> [EXERCISE INPUTS]:

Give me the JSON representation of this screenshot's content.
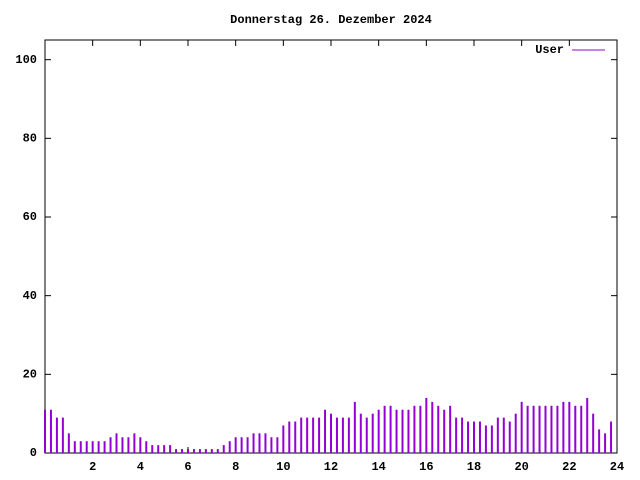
{
  "chart_data": {
    "type": "impulse",
    "title": "Donnerstag 26. Dezember 2024",
    "x": [
      0,
      0.25,
      0.5,
      0.75,
      1,
      1.25,
      1.5,
      1.75,
      2,
      2.25,
      2.5,
      2.75,
      3,
      3.25,
      3.5,
      3.75,
      4,
      4.25,
      4.5,
      4.75,
      5,
      5.25,
      5.5,
      5.75,
      6,
      6.25,
      6.5,
      6.75,
      7,
      7.25,
      7.5,
      7.75,
      8,
      8.25,
      8.5,
      8.75,
      9,
      9.25,
      9.5,
      9.75,
      10,
      10.25,
      10.5,
      10.75,
      11,
      11.25,
      11.5,
      11.75,
      12,
      12.25,
      12.5,
      12.75,
      13,
      13.25,
      13.5,
      13.75,
      14,
      14.25,
      14.5,
      14.75,
      15,
      15.25,
      15.5,
      15.75,
      16,
      16.25,
      16.5,
      16.75,
      17,
      17.25,
      17.5,
      17.75,
      18,
      18.25,
      18.5,
      18.75,
      19,
      19.25,
      19.5,
      19.75,
      20,
      20.25,
      20.5,
      20.75,
      21,
      21.25,
      21.5,
      21.75,
      22,
      22.25,
      22.5,
      22.75,
      23,
      23.25,
      23.5,
      23.75
    ],
    "series": [
      {
        "name": "User",
        "color": "#9400d3",
        "values": [
          11,
          11,
          9,
          9,
          5,
          3,
          3,
          3,
          3,
          3,
          3,
          4,
          5,
          4,
          4,
          5,
          4,
          3,
          2,
          2,
          2,
          2,
          1,
          1,
          1,
          1,
          1,
          1,
          1,
          1,
          2,
          3,
          4,
          4,
          4,
          5,
          5,
          5,
          4,
          4,
          7,
          8,
          8,
          9,
          9,
          9,
          9,
          11,
          10,
          9,
          9,
          9,
          13,
          10,
          9,
          10,
          11,
          12,
          12,
          11,
          11,
          11,
          12,
          12,
          14,
          13,
          12,
          11,
          12,
          9,
          9,
          8,
          8,
          8,
          7,
          7,
          9,
          9,
          8,
          10,
          13,
          12,
          12,
          12,
          12,
          12,
          12,
          13,
          13,
          12,
          12,
          14,
          10,
          6,
          5,
          8
        ]
      }
    ],
    "xlim": [
      0,
      24
    ],
    "xticks": [
      2,
      4,
      6,
      8,
      10,
      12,
      14,
      16,
      18,
      20,
      22,
      24
    ],
    "ylim": [
      0,
      105
    ],
    "yticks": [
      0,
      20,
      40,
      60,
      80,
      100
    ],
    "legend": "top-right"
  }
}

> [GIVEN EXERCISE]: Give back the entries verbatim. Do not include any picture.

> [SOLUTION TO THE EXERCISE]:
Give me the JSON representation of this screenshot's content.
{
  "chart_data": {
    "type": "impulse",
    "title": "Donnerstag 26. Dezember 2024",
    "x": [
      0,
      0.25,
      0.5,
      0.75,
      1,
      1.25,
      1.5,
      1.75,
      2,
      2.25,
      2.5,
      2.75,
      3,
      3.25,
      3.5,
      3.75,
      4,
      4.25,
      4.5,
      4.75,
      5,
      5.25,
      5.5,
      5.75,
      6,
      6.25,
      6.5,
      6.75,
      7,
      7.25,
      7.5,
      7.75,
      8,
      8.25,
      8.5,
      8.75,
      9,
      9.25,
      9.5,
      9.75,
      10,
      10.25,
      10.5,
      10.75,
      11,
      11.25,
      11.5,
      11.75,
      12,
      12.25,
      12.5,
      12.75,
      13,
      13.25,
      13.5,
      13.75,
      14,
      14.25,
      14.5,
      14.75,
      15,
      15.25,
      15.5,
      15.75,
      16,
      16.25,
      16.5,
      16.75,
      17,
      17.25,
      17.5,
      17.75,
      18,
      18.25,
      18.5,
      18.75,
      19,
      19.25,
      19.5,
      19.75,
      20,
      20.25,
      20.5,
      20.75,
      21,
      21.25,
      21.5,
      21.75,
      22,
      22.25,
      22.5,
      22.75,
      23,
      23.25,
      23.5,
      23.75
    ],
    "series": [
      {
        "name": "User",
        "color": "#9400d3",
        "values": [
          11,
          11,
          9,
          9,
          5,
          3,
          3,
          3,
          3,
          3,
          3,
          4,
          5,
          4,
          4,
          5,
          4,
          3,
          2,
          2,
          2,
          2,
          1,
          1,
          1,
          1,
          1,
          1,
          1,
          1,
          2,
          3,
          4,
          4,
          4,
          5,
          5,
          5,
          4,
          4,
          7,
          8,
          8,
          9,
          9,
          9,
          9,
          11,
          10,
          9,
          9,
          9,
          13,
          10,
          9,
          10,
          11,
          12,
          12,
          11,
          11,
          11,
          12,
          12,
          14,
          13,
          12,
          11,
          12,
          9,
          9,
          8,
          8,
          8,
          7,
          7,
          9,
          9,
          8,
          10,
          13,
          12,
          12,
          12,
          12,
          12,
          12,
          13,
          13,
          12,
          12,
          14,
          10,
          6,
          5,
          8
        ]
      }
    ],
    "xlim": [
      0,
      24
    ],
    "xticks": [
      2,
      4,
      6,
      8,
      10,
      12,
      14,
      16,
      18,
      20,
      22,
      24
    ],
    "ylim": [
      0,
      105
    ],
    "yticks": [
      0,
      20,
      40,
      60,
      80,
      100
    ],
    "legend": "top-right"
  }
}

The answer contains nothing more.